Task description:
Filter the listing below, copying every line in which the word "center" appears.
━━ Records for processing ━━
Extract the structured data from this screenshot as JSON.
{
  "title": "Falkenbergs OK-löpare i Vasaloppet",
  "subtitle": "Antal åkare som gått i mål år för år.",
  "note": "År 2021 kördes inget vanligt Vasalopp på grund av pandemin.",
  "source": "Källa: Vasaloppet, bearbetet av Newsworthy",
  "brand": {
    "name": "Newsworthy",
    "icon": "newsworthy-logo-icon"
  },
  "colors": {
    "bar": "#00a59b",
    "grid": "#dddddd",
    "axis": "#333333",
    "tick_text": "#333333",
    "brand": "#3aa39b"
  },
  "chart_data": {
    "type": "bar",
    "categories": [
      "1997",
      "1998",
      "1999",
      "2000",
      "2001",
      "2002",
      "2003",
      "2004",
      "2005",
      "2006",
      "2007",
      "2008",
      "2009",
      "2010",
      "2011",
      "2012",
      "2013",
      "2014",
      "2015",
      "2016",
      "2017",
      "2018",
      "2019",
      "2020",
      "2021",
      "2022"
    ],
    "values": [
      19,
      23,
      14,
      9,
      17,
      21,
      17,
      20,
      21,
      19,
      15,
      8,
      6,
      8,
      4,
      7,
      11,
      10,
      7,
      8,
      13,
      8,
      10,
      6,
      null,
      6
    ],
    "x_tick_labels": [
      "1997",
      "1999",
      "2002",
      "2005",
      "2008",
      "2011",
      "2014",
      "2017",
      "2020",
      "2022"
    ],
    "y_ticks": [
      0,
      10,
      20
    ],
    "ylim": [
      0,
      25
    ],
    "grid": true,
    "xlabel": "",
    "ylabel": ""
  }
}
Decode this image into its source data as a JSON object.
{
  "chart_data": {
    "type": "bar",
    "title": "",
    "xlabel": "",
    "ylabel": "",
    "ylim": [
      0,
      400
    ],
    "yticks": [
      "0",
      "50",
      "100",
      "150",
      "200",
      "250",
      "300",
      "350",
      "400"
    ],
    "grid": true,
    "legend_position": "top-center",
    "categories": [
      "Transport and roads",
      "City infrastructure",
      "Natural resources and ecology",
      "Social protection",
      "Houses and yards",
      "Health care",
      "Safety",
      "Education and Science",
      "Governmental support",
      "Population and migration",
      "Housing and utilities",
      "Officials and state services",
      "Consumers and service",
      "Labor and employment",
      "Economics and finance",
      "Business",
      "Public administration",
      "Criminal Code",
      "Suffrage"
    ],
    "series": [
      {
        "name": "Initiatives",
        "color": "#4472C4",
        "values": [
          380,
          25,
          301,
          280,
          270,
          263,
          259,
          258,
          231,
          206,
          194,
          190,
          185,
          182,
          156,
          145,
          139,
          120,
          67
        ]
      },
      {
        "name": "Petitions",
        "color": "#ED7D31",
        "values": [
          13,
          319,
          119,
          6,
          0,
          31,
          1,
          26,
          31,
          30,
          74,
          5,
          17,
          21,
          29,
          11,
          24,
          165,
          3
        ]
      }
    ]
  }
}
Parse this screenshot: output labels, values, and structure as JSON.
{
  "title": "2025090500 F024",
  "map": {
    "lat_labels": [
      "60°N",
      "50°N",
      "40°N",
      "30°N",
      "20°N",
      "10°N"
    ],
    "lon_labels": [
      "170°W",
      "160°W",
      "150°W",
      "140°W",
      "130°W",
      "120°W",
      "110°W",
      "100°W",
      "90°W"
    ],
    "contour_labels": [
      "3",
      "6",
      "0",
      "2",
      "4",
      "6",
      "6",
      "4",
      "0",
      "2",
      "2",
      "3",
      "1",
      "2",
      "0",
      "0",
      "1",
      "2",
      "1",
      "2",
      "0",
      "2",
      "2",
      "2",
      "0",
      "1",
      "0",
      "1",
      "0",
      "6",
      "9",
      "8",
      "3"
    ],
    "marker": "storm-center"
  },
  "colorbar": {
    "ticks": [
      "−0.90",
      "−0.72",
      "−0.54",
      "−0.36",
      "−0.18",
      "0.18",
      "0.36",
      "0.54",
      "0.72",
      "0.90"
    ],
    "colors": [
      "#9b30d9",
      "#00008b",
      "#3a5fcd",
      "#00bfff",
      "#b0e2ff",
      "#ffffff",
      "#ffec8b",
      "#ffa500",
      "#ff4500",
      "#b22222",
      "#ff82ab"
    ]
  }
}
━━━
Written reply:
    "legend_position": "top-center",
    "marker": "storm-center"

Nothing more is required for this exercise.